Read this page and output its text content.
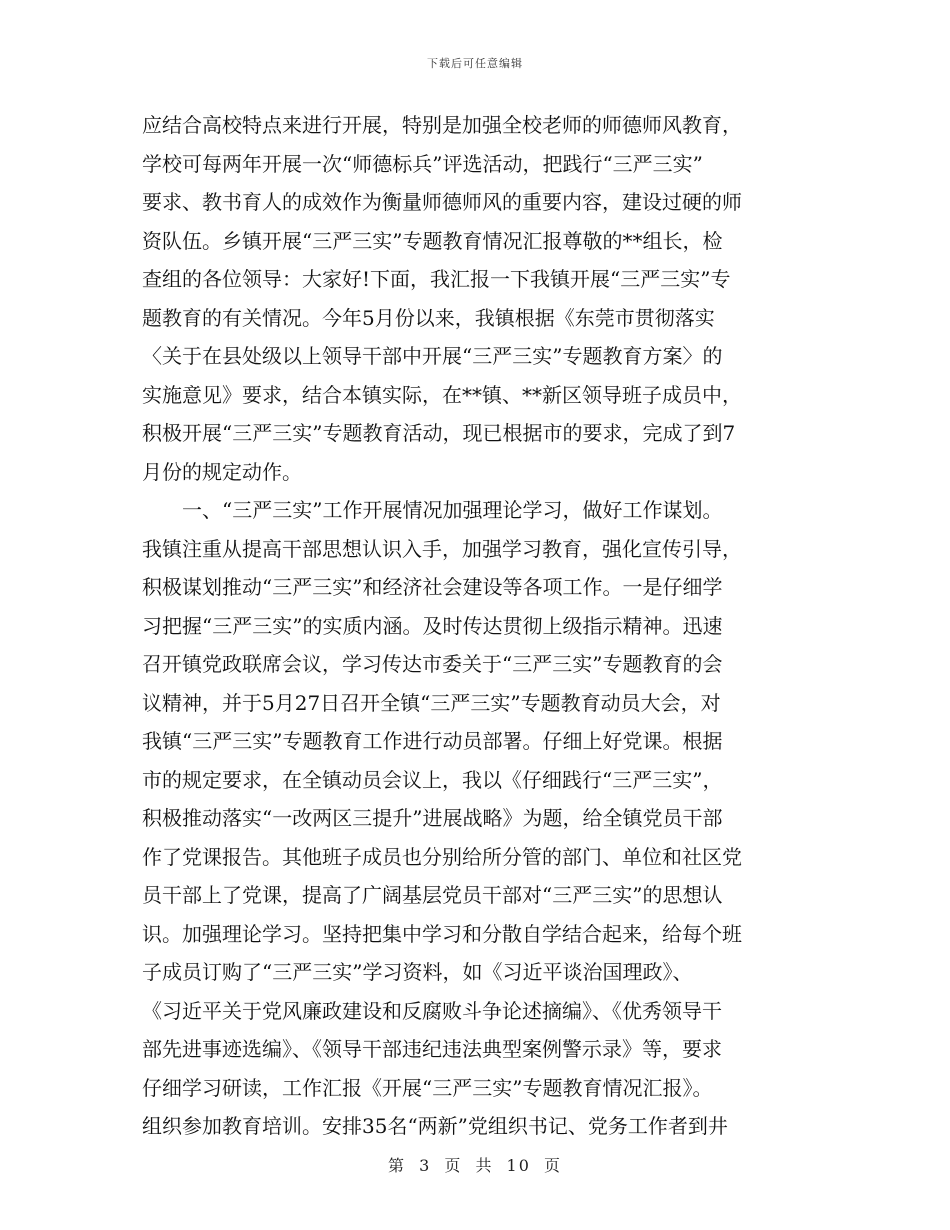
下载后可任意编辑
应结合高校特点来进行开展，特别是加强全校老师的师德师风教育，
学校可每两年开展一次“师德标兵”评选活动，把践行“三严三实”
要求、教书育人的成效作为衡量师德师风的重要内容，建设过硬的师
资队伍。乡镇开展“三严三实”专题教育情况汇报尊敬的**组长，检
查组的各位领导：大家好!下面，我汇报一下我镇开展“三严三实”专
题教育的有关情况。今年5月份以来，我镇根据《东莞市贯彻落实
〈关于在县处级以上领导干部中开展“三严三实”专题教育方案〉的
实施意见》要求，结合本镇实际，在**镇、**新区领导班子成员中，
积极开展“三严三实”专题教育活动，现已根据市的要求，完成了到7
月份的规定动作。
一、“三严三实”工作开展情况加强理论学习，做好工作谋划。
我镇注重从提高干部思想认识入手，加强学习教育，强化宣传引导，
积极谋划推动“三严三实”和经济社会建设等各项工作。一是仔细学
习把握“三严三实”的实质内涵。及时传达贯彻上级指示精神。迅速
召开镇党政联席会议，学习传达市委关于“三严三实”专题教育的会
议精神，并于5月27日召开全镇“三严三实”专题教育动员大会，对
我镇“三严三实”专题教育工作进行动员部署。仔细上好党课。根据
市的规定要求，在全镇动员会议上，我以《仔细践行“三严三实”，
积极推动落实“一改两区三提升”进展战略》为题，给全镇党员干部
作了党课报告。其他班子成员也分别给所分管的部门、单位和社区党
员干部上了党课，提高了广阔基层党员干部对“三严三实”的思想认
识。加强理论学习。坚持把集中学习和分散自学结合起来，给每个班
子成员订购了“三严三实”学习资料，如《习近平谈治国理政》、
《习近平关于党风廉政建设和反腐败斗争论述摘编》、《优秀领导干
部先进事迹选编》、《领导干部违纪违法典型案例警示录》等，要求
仔细学习研读，工作汇报《开展“三严三实”专题教育情况汇报》。
组织参加教育培训。安排35名“两新”党组织书记、党务工作者到井
第 3 页 共 10 页
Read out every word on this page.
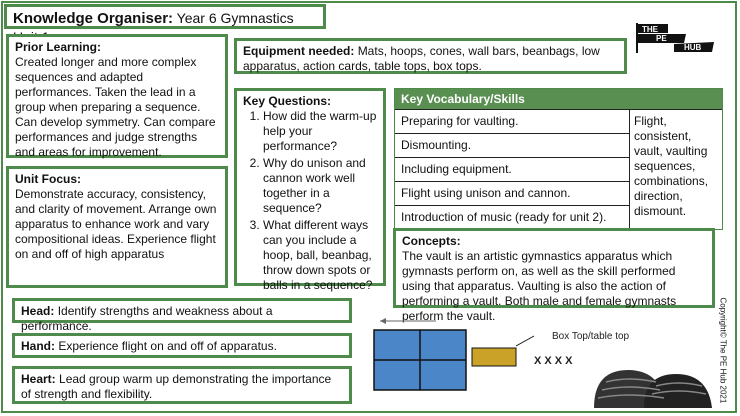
Knowledge Organiser: Year 6 Gymnastics
THE
PE
HUB
Prior Learning:
Created longer and more complex sequences and adapted performances. Taken the lead in a group when preparing a sequence. Can develop symmetry. Can compare performances and judge strengths and areas for improvement.
Unit Focus:
Demonstrate accuracy, consistency, and clarity of movement. Arrange own apparatus to enhance work and vary compositional ideas. Experience flight on and off of high apparatus
Equipment needed: Mats, hoops, cones, wall bars, beanbags, low apparatus, action cards, table tops, box tops.
Key Questions:
1. How did the warm-up help your performance?
2. Why do unison and cannon work well together in a sequence?
3. What different ways can you include a hoop, ball, beanbag, throw down spots or balls in a sequence?
Key Vocabulary/Skills
Preparing for vaulting.
Dismounting.
Including equipment.
Flight using unison and cannon.
Introduction of music (ready for unit 2).
Flight, consistent, vault, vaulting sequences, combinations, direction, dismount.
Concepts:
The vault is an artistic gymnastics apparatus which gymnasts perform on, as well as the skill performed using that apparatus. Vaulting is also the action of performing a vault. Both male and female gymnasts perform the vault.
Head: Identify strengths and weakness about a performance.
Hand: Experience flight on and off of apparatus.
Heart: Lead group warm up demonstrating the importance of strength and flexibility.
Box Top/table top
X X X X	Copyright© The PE Hub 2021
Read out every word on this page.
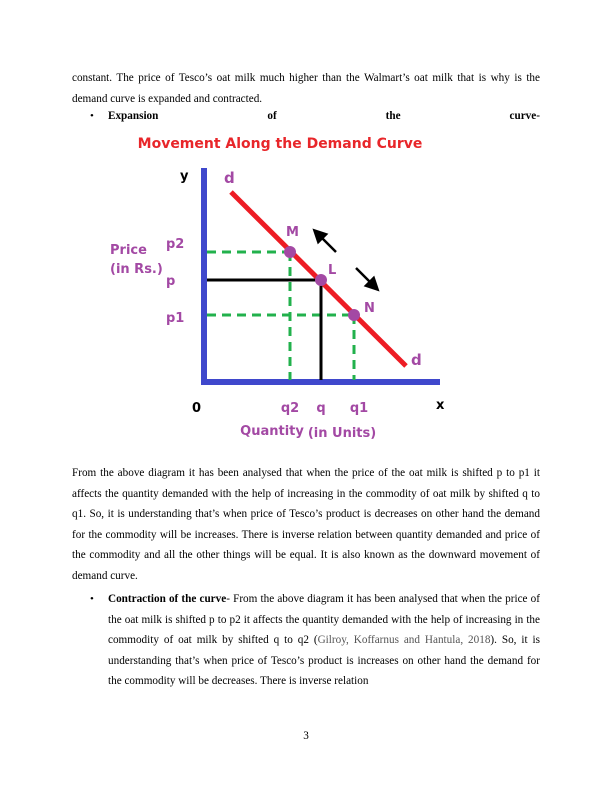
constant. The price of Tesco’s oat milk much higher than the Walmart’s oat milk that is why is the demand curve is expanded and contracted.

• Expansion	of	the	curve-
Movement Along the Demand Curve
y
x
0
d
d
M
L
N
p2
p
p1
Price
(in Rs.)
q2 q q1
Quantity (in Units)

From the above diagram it has been analysed that when the price of the oat milk is shifted p to p1 it affects the quantity demanded with the help of increasing in the commodity of oat milk by shifted q to q1. So, it is understanding that’s when price of Tesco’s product is decreases on other hand the demand for the commodity will be increases. There is inverse relation between quantity demanded and price of the commodity and all the other things will be equal. It is also known as the downward movement of demand curve.

• Contraction of the curve- From the above diagram it has been analysed that when the price of the oat milk is shifted p to p2 it affects the quantity demanded with the help of increasing in the commodity of oat milk by shifted q to q2 (Gilroy, Koffarnus and Hantula, 2018). So, it is understanding that’s when price of Tesco’s product is increases on other hand the demand for the commodity will be decreases. There is inverse relation
3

——————

Quote the material in full and exactly; do not carry over its pictures.

* [RESPONSE BELOW]:
Read this page and output its text content.
下载后可任意编辑
应结合高校特点来进行开展，特别是加强全校老师的师德师风教育，
学校可每两年开展一次“师德标兵”评选活动，把践行“三严三实”
要求、教书育人的成效作为衡量师德师风的重要内容，建设过硬的师
资队伍。乡镇开展“三严三实”专题教育情况汇报尊敬的**组长，检
查组的各位领导：大家好!下面，我汇报一下我镇开展“三严三实”专
题教育的有关情况。今年5月份以来，我镇根据《东莞市贯彻落实
〈关于在县处级以上领导干部中开展“三严三实”专题教育方案〉的
实施意见》要求，结合本镇实际，在**镇、**新区领导班子成员中，
积极开展“三严三实”专题教育活动，现已根据市的要求，完成了到7
月份的规定动作。
一、“三严三实”工作开展情况加强理论学习，做好工作谋划。
我镇注重从提高干部思想认识入手，加强学习教育，强化宣传引导，
积极谋划推动“三严三实”和经济社会建设等各项工作。一是仔细学
习把握“三严三实”的实质内涵。及时传达贯彻上级指示精神。迅速
召开镇党政联席会议，学习传达市委关于“三严三实”专题教育的会
议精神，并于5月27日召开全镇“三严三实”专题教育动员大会，对
我镇“三严三实”专题教育工作进行动员部署。仔细上好党课。根据
市的规定要求，在全镇动员会议上，我以《仔细践行“三严三实”，
积极推动落实“一改两区三提升”进展战略》为题，给全镇党员干部
作了党课报告。其他班子成员也分别给所分管的部门、单位和社区党
员干部上了党课，提高了广阔基层党员干部对“三严三实”的思想认
识。加强理论学习。坚持把集中学习和分散自学结合起来，给每个班
子成员订购了“三严三实”学习资料，如《习近平谈治国理政》、
《习近平关于党风廉政建设和反腐败斗争论述摘编》、《优秀领导干
部先进事迹选编》、《领导干部违纪违法典型案例警示录》等，要求
仔细学习研读，工作汇报《开展“三严三实”专题教育情况汇报》。
组织参加教育培训。安排35名“两新”党组织书记、党务工作者到井
第 3 页 共 10 页
Read out every word on this page.
Knowledge Organiser: Year 6 Gymnastics
THE
PE
HUB
Prior Learning:
Created longer and more complex sequences and adapted performances. Taken the lead in a group when preparing a sequence. Can develop symmetry. Can compare performances and judge strengths and areas for improvement.
Unit Focus:
Demonstrate accuracy, consistency, and clarity of movement. Arrange own apparatus to enhance work and vary compositional ideas. Experience flight on and off of high apparatus
Equipment needed: Mats, hoops, cones, wall bars, beanbags, low apparatus, action cards, table tops, box tops.
Key Questions:
1. How did the warm-up help your performance?
2. Why do unison and cannon work well together in a sequence?
3. What different ways can you include a hoop, ball, beanbag, throw down spots or balls in a sequence?
Key Vocabulary/Skills
Preparing for vaulting.
Dismounting.
Including equipment.
Flight using unison and cannon.
Introduction of music (ready for unit 2).
Flight, consistent, vault, vaulting sequences, combinations, direction, dismount.
Concepts:
The vault is an artistic gymnastics apparatus which gymnasts perform on, as well as the skill performed using that apparatus. Vaulting is also the action of performing a vault. Both male and female gymnasts perform the vault.
Head: Identify strengths and weakness about a performance.
Hand: Experience flight on and off of apparatus.
Heart: Lead group warm up demonstrating the importance of strength and flexibility.
Box Top/table top
X X X X	Copyright© The PE Hub 2021
Read out every word on this page.
constant. The price of Tesco’s oat milk much higher than the Walmart’s oat milk that is why is the demand curve is expanded and contracted.

• Expansion	of	the	curve-
Movement Along the Demand Curve
y
x
0
d
d
M
L
N
p2
p
p1
Price
(in Rs.)
q2 q q1
Quantity (in Units)

From the above diagram it has been analysed that when the price of the oat milk is shifted p to p1 it affects the quantity demanded with the help of increasing in the commodity of oat milk by shifted q to q1. So, it is understanding that’s when price of Tesco’s product is decreases on other hand the demand for the commodity will be increases. There is inverse relation between quantity demanded and price of the commodity and all the other things will be equal. It is also known as the downward movement of demand curve.

• Contraction of the curve- From the above diagram it has been analysed that when the price of the oat milk is shifted p to p2 it affects the quantity demanded with the help of increasing in the commodity of oat milk by shifted q to q2 (Gilroy, Koffarnus and Hantula, 2018). So, it is understanding that’s when price of Tesco’s product is increases on other hand the demand for the commodity will be decreases. There is inverse relation
3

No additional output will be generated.